Sort through the data and copy the lines holding the word "type".

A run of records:

• • • •

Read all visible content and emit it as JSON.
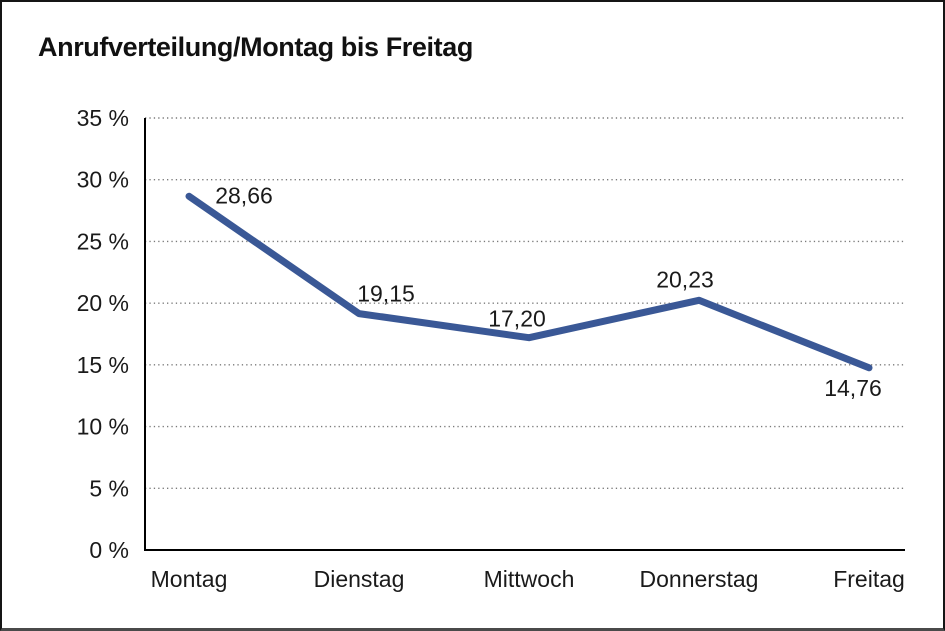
{
  "chart_data": {
    "type": "line",
    "title": "Anrufverteilung/Montag bis Freitag",
    "categories": [
      "Montag",
      "Dienstag",
      "Mittwoch",
      "Donnerstag",
      "Freitag"
    ],
    "values": [
      28.66,
      19.15,
      17.2,
      20.23,
      14.76
    ],
    "value_labels": [
      "28,66",
      "19,15",
      "17,20",
      "20,23",
      "14,76"
    ],
    "y_tick_values": [
      35,
      30,
      25,
      20,
      15,
      10,
      5,
      0
    ],
    "y_tick_labels": [
      "35 %",
      "30 %",
      "25 %",
      "20 %",
      "15 %",
      "10 %",
      "5 %",
      "0 %"
    ],
    "xlabel": "",
    "ylabel": "",
    "ylim": [
      0,
      35
    ],
    "grid": "horizontal-dotted",
    "legend": "none",
    "colors": {
      "line": "#3a5896",
      "axis": "#000000",
      "grid": "#7a7a7a",
      "text": "#1a1a1a",
      "title": "#111111"
    }
  }
}
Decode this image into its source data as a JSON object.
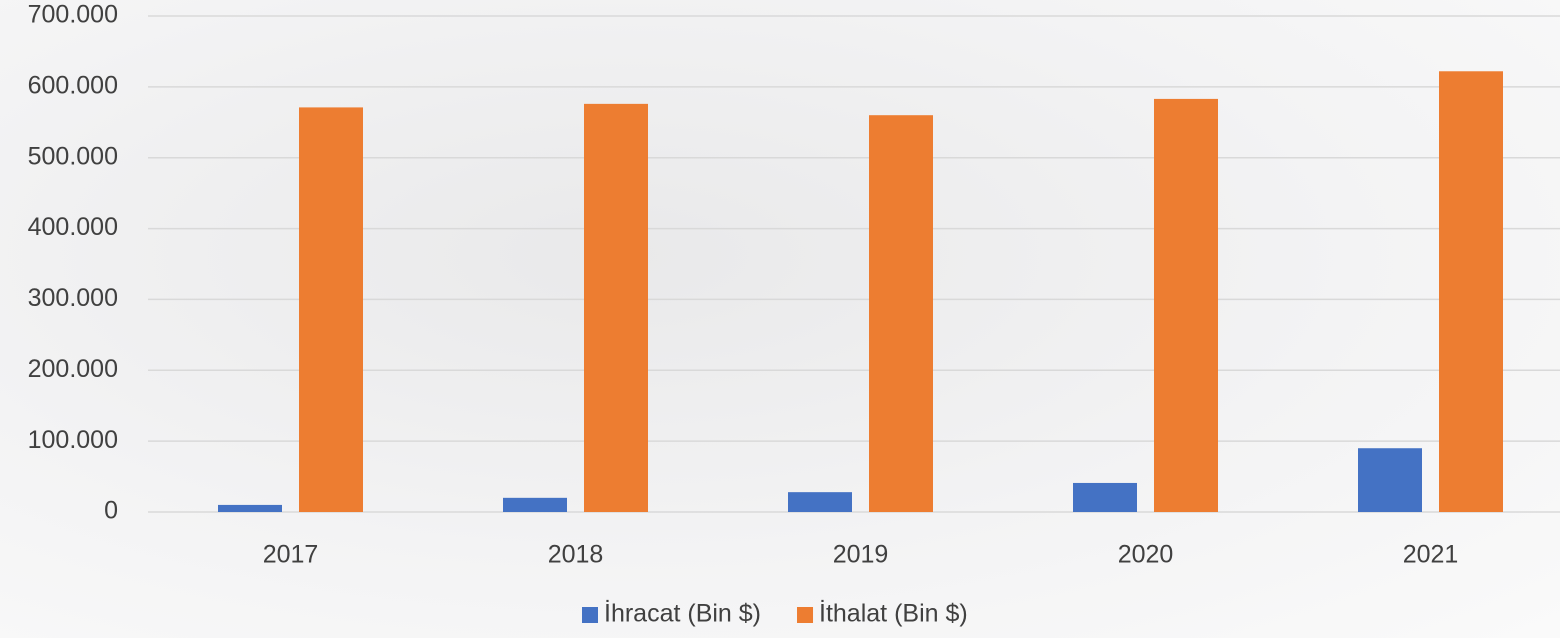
{
  "chart_data": {
    "type": "bar",
    "categories": [
      "2017",
      "2018",
      "2019",
      "2020",
      "2021"
    ],
    "series": [
      {
        "name": "İhracat (Bin $)",
        "color": "#4472c4",
        "values": [
          10000,
          20000,
          28000,
          41000,
          90000
        ]
      },
      {
        "name": "İthalat (Bin $)",
        "color": "#ed7d31",
        "values": [
          571000,
          576000,
          560000,
          583000,
          622000
        ]
      }
    ],
    "ylim": [
      0,
      700000
    ],
    "yticks": [
      0,
      {
        "value": 100000,
        "label": "100.000"
      },
      {
        "value": 200000,
        "label": "200.000"
      },
      {
        "value": 300000,
        "label": "300.000"
      },
      {
        "value": 400000,
        "label": "400.000"
      },
      {
        "value": 500000,
        "label": "500.000"
      },
      {
        "value": 600000,
        "label": "600.000"
      },
      {
        "value": 700000,
        "label": "700.000"
      }
    ],
    "grid": true,
    "legend": "bottom"
  }
}
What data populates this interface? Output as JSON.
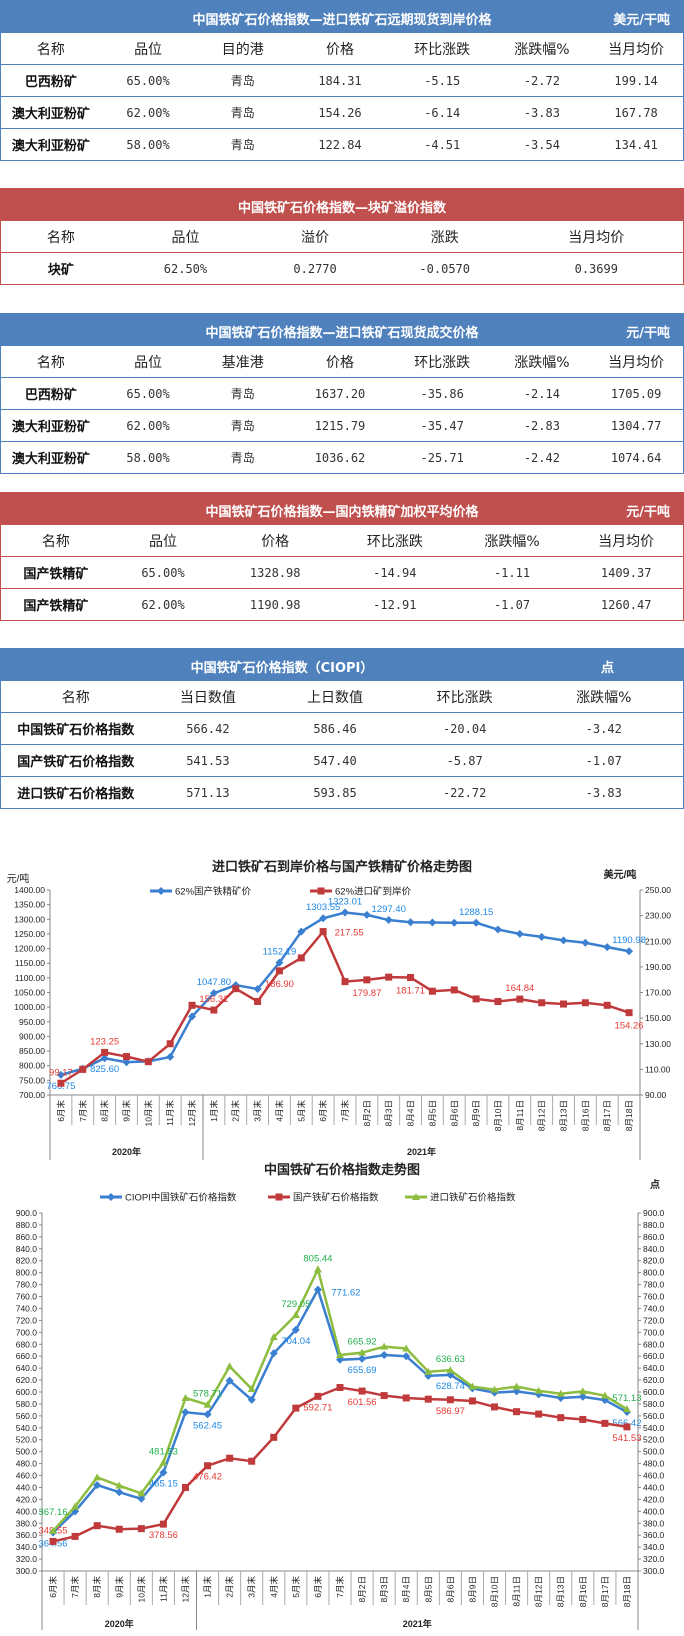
{
  "tables": [
    {
      "title": "中国铁矿石价格指数—进口铁矿石远期现货到岸价格",
      "unit": "美元/干吨",
      "color": "blue",
      "columns": [
        "名称",
        "品位",
        "目的港",
        "价格",
        "环比涨跌",
        "涨跌幅%",
        "当月均价"
      ],
      "rows": [
        [
          "巴西粉矿",
          "65.00%",
          "青岛",
          "184.31",
          "-5.15",
          "-2.72",
          "199.14"
        ],
        [
          "澳大利亚粉矿",
          "62.00%",
          "青岛",
          "154.26",
          "-6.14",
          "-3.83",
          "167.78"
        ],
        [
          "澳大利亚粉矿",
          "58.00%",
          "青岛",
          "122.84",
          "-4.51",
          "-3.54",
          "134.41"
        ]
      ]
    },
    {
      "title": "中国铁矿石价格指数—块矿溢价指数",
      "unit": "",
      "color": "red",
      "columns": [
        "名称",
        "品位",
        "溢价",
        "涨跌",
        "当月均价"
      ],
      "rows": [
        [
          "块矿",
          "62.50%",
          "0.2770",
          "-0.0570",
          "0.3699"
        ]
      ]
    },
    {
      "title": "中国铁矿石价格指数—进口铁矿石现货成交价格",
      "unit": "元/干吨",
      "color": "blue",
      "columns": [
        "名称",
        "品位",
        "基准港",
        "价格",
        "环比涨跌",
        "涨跌幅%",
        "当月均价"
      ],
      "rows": [
        [
          "巴西粉矿",
          "65.00%",
          "青岛",
          "1637.20",
          "-35.86",
          "-2.14",
          "1705.09"
        ],
        [
          "澳大利亚粉矿",
          "62.00%",
          "青岛",
          "1215.79",
          "-35.47",
          "-2.83",
          "1304.77"
        ],
        [
          "澳大利亚粉矿",
          "58.00%",
          "青岛",
          "1036.62",
          "-25.71",
          "-2.42",
          "1074.64"
        ]
      ]
    },
    {
      "title": "中国铁矿石价格指数—国内铁精矿加权平均价格",
      "unit": "元/干吨",
      "color": "red",
      "columns": [
        "名称",
        "品位",
        "价格",
        "环比涨跌",
        "涨跌幅%",
        "当月均价"
      ],
      "rows": [
        [
          "国产铁精矿",
          "65.00%",
          "1328.98",
          "-14.94",
          "-1.11",
          "1409.37"
        ],
        [
          "国产铁精矿",
          "62.00%",
          "1190.98",
          "-12.91",
          "-1.07",
          "1260.47"
        ]
      ]
    },
    {
      "title": "中国铁矿石价格指数（CIOPI）",
      "unit": "点",
      "color": "blue",
      "columns": [
        "名称",
        "当日数值",
        "上日数值",
        "环比涨跌",
        "涨跌幅%"
      ],
      "rows": [
        [
          "中国铁矿石价格指数",
          "566.42",
          "586.46",
          "-20.04",
          "-3.42"
        ],
        [
          "国产铁矿石价格指数",
          "541.53",
          "547.40",
          "-5.87",
          "-1.07"
        ],
        [
          "进口铁矿石价格指数",
          "571.13",
          "593.85",
          "-22.72",
          "-3.83"
        ]
      ]
    }
  ],
  "chart_data": [
    {
      "type": "line",
      "title": "进口铁矿石到岸价格与国产铁精矿价格走势图",
      "ylabel": "元/吨",
      "y2label": "美元/吨",
      "ylim": [
        700,
        1400
      ],
      "ystep": 50,
      "y2lim": [
        90,
        250
      ],
      "y2step": 20,
      "ydecimals": 2,
      "grid": false,
      "legend": "top",
      "categories": [
        "6月末",
        "7月末",
        "8月末",
        "9月末",
        "10月末",
        "11月末",
        "12月末",
        "1月末",
        "2月末",
        "3月末",
        "4月末",
        "5月末",
        "6月末",
        "7月末",
        "8月2日",
        "8月3日",
        "8月4日",
        "8月5日",
        "8月6日",
        "8月9日",
        "8月10日",
        "8月11日",
        "8月12日",
        "8月13日",
        "8月16日",
        "8月17日",
        "8月18日"
      ],
      "groups": [
        {
          "label": "2020年",
          "count": 7
        },
        {
          "label": "2021年",
          "count": 20
        }
      ],
      "series": [
        {
          "name": "62%国产铁精矿价",
          "axis": "left",
          "color": "#3a7fd0",
          "marker": "diamond",
          "labelColor": "#1e88e5",
          "values": [
            768.75,
            790,
            825.6,
            812,
            815,
            830,
            968,
            1047.8,
            1075,
            1062,
            1152.19,
            1258,
            1303.55,
            1323.01,
            1315,
            1297.4,
            1290,
            1289,
            1288,
            1288.15,
            1265,
            1250,
            1240,
            1228,
            1220,
            1205,
            1190.98
          ],
          "labeled": [
            0,
            2,
            7,
            10,
            12,
            13,
            15,
            19,
            26
          ]
        },
        {
          "name": "62%进口矿到岸价",
          "axis": "right",
          "color": "#c0393b",
          "marker": "square",
          "labelColor": "#e53935",
          "values": [
            99.17,
            110,
            123.25,
            120,
            116,
            130,
            160,
            156.31,
            173,
            163,
            186.9,
            197,
            217.55,
            178.5,
            179.87,
            182,
            181.71,
            171,
            172,
            165,
            163,
            164.84,
            162,
            161,
            162,
            160,
            154.26
          ],
          "labeled": [
            0,
            2,
            7,
            10,
            12,
            14,
            16,
            21,
            26
          ]
        }
      ]
    },
    {
      "type": "line",
      "title": "中国铁矿石价格指数走势图",
      "y2label": "点",
      "ylim": [
        300,
        900
      ],
      "ystep": 20,
      "y2lim": [
        300,
        900
      ],
      "y2step": 20,
      "ydecimals": 1,
      "grid": false,
      "legend": "top",
      "categories": [
        "6月末",
        "7月末",
        "8月末",
        "9月末",
        "10月末",
        "11月末",
        "12月末",
        "1月末",
        "2月末",
        "3月末",
        "4月末",
        "5月末",
        "6月末",
        "7月末",
        "8月2日",
        "8月3日",
        "8月4日",
        "8月5日",
        "8月6日",
        "8月9日",
        "8月10日",
        "8月11日",
        "8月12日",
        "8月13日",
        "8月16日",
        "8月17日",
        "8月18日"
      ],
      "groups": [
        {
          "label": "2020年",
          "count": 7
        },
        {
          "label": "2021年",
          "count": 20
        }
      ],
      "series": [
        {
          "name": "CIOPI中国铁矿石价格指数",
          "axis": "left",
          "color": "#3a7fd0",
          "marker": "diamond",
          "labelColor": "#1e88e5",
          "values": [
            364.56,
            400,
            444,
            432,
            421,
            465.15,
            566,
            562.45,
            619,
            587,
            665,
            704.04,
            771.62,
            654,
            655.69,
            662,
            660,
            627,
            628.74,
            606,
            599,
            601,
            596,
            590,
            592,
            586.46,
            566.42
          ],
          "labeled": [
            0,
            5,
            7,
            11,
            12,
            14,
            18,
            26
          ]
        },
        {
          "name": "国产铁矿石价格指数",
          "axis": "left",
          "color": "#c0393b",
          "marker": "square",
          "labelColor": "#e53935",
          "values": [
            349.55,
            358,
            376,
            370,
            371,
            378.56,
            440,
            476.42,
            489,
            484,
            524,
            573,
            592.71,
            607.5,
            601.56,
            594,
            590,
            588,
            586.97,
            585,
            575,
            567,
            563,
            557,
            554,
            547.4,
            541.53
          ],
          "labeled": [
            0,
            5,
            7,
            12,
            14,
            18,
            26
          ]
        },
        {
          "name": "进口铁矿石价格指数",
          "axis": "left",
          "color": "#8cbd3f",
          "marker": "triangle",
          "labelColor": "#21b04b",
          "values": [
            367.16,
            408,
            457,
            443,
            430,
            481.53,
            590,
            578.71,
            643,
            605,
            692,
            729.05,
            805.44,
            662,
            665.92,
            676,
            673,
            634,
            636.63,
            609,
            604,
            609,
            602,
            597,
            601,
            593.85,
            571.13
          ],
          "labeled": [
            0,
            5,
            7,
            11,
            12,
            14,
            18,
            26
          ]
        }
      ]
    }
  ]
}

• • • •

### The reply
    "type": "line",
    "type": "bar",
      "type": "line",
      "type": "line",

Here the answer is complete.